- [Enunciado] Transcribe en una lista JSON de cadenas todas las líneas de los registros que siguen, con una cadena por línea y sin incluir las líneas en blanco.
+ + + + +
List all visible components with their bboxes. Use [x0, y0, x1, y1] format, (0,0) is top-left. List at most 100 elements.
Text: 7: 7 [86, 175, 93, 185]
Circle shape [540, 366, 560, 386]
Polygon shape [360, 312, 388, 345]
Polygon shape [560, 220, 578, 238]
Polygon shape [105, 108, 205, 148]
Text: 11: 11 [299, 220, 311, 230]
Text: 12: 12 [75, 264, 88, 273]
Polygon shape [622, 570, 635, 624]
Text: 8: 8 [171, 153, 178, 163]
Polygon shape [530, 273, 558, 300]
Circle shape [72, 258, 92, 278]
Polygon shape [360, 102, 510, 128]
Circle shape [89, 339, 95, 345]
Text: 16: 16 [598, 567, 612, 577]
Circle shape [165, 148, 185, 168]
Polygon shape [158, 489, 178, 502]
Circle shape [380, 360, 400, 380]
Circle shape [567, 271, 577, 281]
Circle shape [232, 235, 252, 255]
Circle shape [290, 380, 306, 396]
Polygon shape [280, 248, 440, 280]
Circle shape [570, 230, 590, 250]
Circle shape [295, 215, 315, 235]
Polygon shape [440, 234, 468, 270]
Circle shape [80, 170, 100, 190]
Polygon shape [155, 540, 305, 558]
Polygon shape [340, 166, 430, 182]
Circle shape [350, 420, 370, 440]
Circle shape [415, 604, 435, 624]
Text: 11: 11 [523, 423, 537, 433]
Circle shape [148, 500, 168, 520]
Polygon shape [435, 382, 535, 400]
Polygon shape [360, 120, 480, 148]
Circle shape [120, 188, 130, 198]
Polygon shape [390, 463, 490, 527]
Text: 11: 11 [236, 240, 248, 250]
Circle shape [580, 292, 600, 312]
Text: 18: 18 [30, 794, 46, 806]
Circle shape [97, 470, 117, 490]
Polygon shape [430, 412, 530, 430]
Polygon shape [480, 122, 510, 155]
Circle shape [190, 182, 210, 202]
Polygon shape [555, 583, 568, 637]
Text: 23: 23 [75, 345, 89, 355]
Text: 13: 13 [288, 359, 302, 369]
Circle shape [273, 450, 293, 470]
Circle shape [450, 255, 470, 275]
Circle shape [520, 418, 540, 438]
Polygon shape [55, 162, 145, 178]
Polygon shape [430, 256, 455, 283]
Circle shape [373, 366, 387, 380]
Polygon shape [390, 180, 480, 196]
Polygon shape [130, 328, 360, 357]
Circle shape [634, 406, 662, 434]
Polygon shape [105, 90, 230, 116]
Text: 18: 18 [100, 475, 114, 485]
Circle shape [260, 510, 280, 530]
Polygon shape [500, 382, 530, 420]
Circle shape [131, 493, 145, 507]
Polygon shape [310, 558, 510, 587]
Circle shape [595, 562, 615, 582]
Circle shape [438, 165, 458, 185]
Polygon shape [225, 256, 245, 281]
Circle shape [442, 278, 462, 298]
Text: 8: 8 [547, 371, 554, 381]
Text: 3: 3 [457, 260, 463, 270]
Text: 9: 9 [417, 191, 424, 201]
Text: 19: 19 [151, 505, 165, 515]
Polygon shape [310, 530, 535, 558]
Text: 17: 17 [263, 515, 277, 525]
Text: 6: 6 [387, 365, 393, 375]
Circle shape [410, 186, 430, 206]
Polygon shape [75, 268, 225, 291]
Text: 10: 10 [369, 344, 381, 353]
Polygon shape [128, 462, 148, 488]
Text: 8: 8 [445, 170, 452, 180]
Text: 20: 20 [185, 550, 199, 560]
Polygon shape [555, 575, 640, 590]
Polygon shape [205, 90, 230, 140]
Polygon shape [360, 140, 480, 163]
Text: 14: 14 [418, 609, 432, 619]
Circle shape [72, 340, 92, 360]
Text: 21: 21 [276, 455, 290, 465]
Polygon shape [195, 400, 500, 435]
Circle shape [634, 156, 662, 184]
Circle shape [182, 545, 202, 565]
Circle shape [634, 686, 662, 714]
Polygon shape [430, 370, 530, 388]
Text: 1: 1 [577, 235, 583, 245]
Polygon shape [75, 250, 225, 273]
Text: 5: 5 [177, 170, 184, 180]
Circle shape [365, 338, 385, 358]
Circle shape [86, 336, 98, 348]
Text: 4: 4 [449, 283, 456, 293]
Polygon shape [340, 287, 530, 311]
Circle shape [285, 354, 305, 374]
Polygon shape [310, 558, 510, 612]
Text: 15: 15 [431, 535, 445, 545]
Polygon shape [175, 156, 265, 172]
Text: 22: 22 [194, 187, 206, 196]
+ + + + +
- [Respuesta]
[
  "List all visible components with their bboxes. Use [x0, y0, x1, y1] format, (0,0) is top-left. List at most 100 elements.",
  "Text: 7: 7 [86, 175, 93, 185]",
  "Circle shape [540, 366, 560, 386]",
  "Polygon shape [360, 312, 388, 345]",
  "Polygon shape [560, 220, 578, 238]",
  "Polygon shape [105, 108, 205, 148]",
  "Text: 11: 11 [299, 220, 311, 230]",
  "Text: 12: 12 [75, 264, 88, 273]",
  "Polygon shape [622, 570, 635, 624]",
  "Text: 8: 8 [171, 153, 178, 163]",
  "Polygon shape [530, 273, 558, 300]",
  "Circle shape [72, 258, 92, 278]",
  "Polygon shape [360, 102, 510, 128]",
  "Circle shape [89, 339, 95, 345]",
  "Text: 16: 16 [598, 567, 612, 577]",
  "Circle shape [165, 148, 185, 168]",
  "Polygon shape [158, 489, 178, 502]",
  "Circle shape [380, 360, 400, 380]",
  "Circle shape [567, 271, 577, 281]",
  "Circle shape [232, 235, 252, 255]",
  "Circle shape [290, 380, 306, 396]",
  "Polygon shape [280, 248, 440, 280]",
  "Circle shape [570, 230, 590, 250]",
  "Circle shape [295, 215, 315, 235]",
  "Polygon shape [440, 234, 468, 270]",
  "Circle shape [80, 170, 100, 190]",
  "Polygon shape [155, 540, 305, 558]",
  "Polygon shape [340, 166, 430, 182]",
  "Circle shape [350, 420, 370, 440]",
  "Circle shape [415, 604, 435, 624]",
  "Text: 11: 11 [523, 423, 537, 433]",
  "Circle shape [148, 500, 168, 520]",
  "Polygon shape [435, 382, 535, 400]",
  "Polygon shape [360, 120, 480, 148]",
  "Circle shape [120, 188, 130, 198]",
  "Polygon shape [390, 463, 490, 527]",
  "Text: 11: 11 [236, 240, 248, 250]",
  "Circle shape [580, 292, 600, 312]",
  "Text: 18: 18 [30, 794, 46, 806]",
  "Circle shape [97, 470, 117, 490]",
  "Polygon shape [430, 412, 530, 430]",
  "Polygon shape [480, 122, 510, 155]",
  "Circle shape [190, 182, 210, 202]",
  "Polygon shape [555, 583, 568, 637]",
  "Text: 23: 23 [75, 345, 89, 355]",
  "Text: 13: 13 [288, 359, 302, 369]",
  "Circle shape [273, 450, 293, 470]",
  "Circle shape [450, 255, 470, 275]",
  "Circle shape [520, 418, 540, 438]",
  "Polygon shape [55, 162, 145, 178]",
  "Polygon shape [430, 256, 455, 283]",
  "Circle shape [373, 366, 387, 380]",
  "Polygon shape [390, 180, 480, 196]",
  "Polygon shape [130, 328, 360, 357]",
  "Circle shape [634, 406, 662, 434]",
  "Polygon shape [105, 90, 230, 116]",
  "Text: 18: 18 [100, 475, 114, 485]",
  "Circle shape [260, 510, 280, 530]",
  "Polygon shape [500, 382, 530, 420]",
  "Circle shape [131, 493, 145, 507]",
  "Polygon shape [310, 558, 510, 587]",
  "Circle shape [595, 562, 615, 582]",
  "Circle shape [438, 165, 458, 185]",
  "Polygon shape [225, 256, 245, 281]",
  "Circle shape [442, 278, 462, 298]",
  "Text: 8: 8 [547, 371, 554, 381]",
  "Text: 3: 3 [457, 260, 463, 270]",
  "Text: 9: 9 [417, 191, 424, 201]",
  "Text: 19: 19 [151, 505, 165, 515]",
  "Polygon shape [310, 530, 535, 558]",
  "Text: 17: 17 [263, 515, 277, 525]",
  "Text: 6: 6 [387, 365, 393, 375]",
  "Circle shape [410, 186, 430, 206]",
  "Polygon shape [75, 268, 225, 291]",
  "Text: 10: 10 [369, 344, 381, 353]",
  "Polygon shape [128, 462, 148, 488]",
  "Text: 8: 8 [445, 170, 452, 180]",
  "Text: 20: 20 [185, 550, 199, 560]",
  "Polygon shape [555, 575, 640, 590]",
  "Polygon shape [205, 90, 230, 140]",
  "Polygon shape [360, 140, 480, 163]",
  "Text: 14: 14 [418, 609, 432, 619]",
  "Circle shape [72, 340, 92, 360]",
  "Text: 21: 21 [276, 455, 290, 465]",
  "Polygon shape [195, 400, 500, 435]",
  "Circle shape [634, 156, 662, 184]",
  "Circle shape [182, 545, 202, 565]",
  "Circle shape [634, 686, 662, 714]",
  "Polygon shape [430, 370, 530, 388]",
  "Text: 1: 1 [577, 235, 583, 245]",
  "Polygon shape [75, 250, 225, 273]",
  "Text: 5: 5 [177, 170, 184, 180]",
  "Circle shape [365, 338, 385, 358]",
  "Circle shape [86, 336, 98, 348]",
  "Text: 4: 4 [449, 283, 456, 293]",
  "Polygon shape [340, 287, 530, 311]",
  "Circle shape [285, 354, 305, 374]",
  "Polygon shape [310, 558, 510, 612]",
  "Text: 15: 15 [431, 535, 445, 545]",
  "Polygon shape [175, 156, 265, 172]",
  "Text: 22: 22 [194, 187, 206, 196]"
]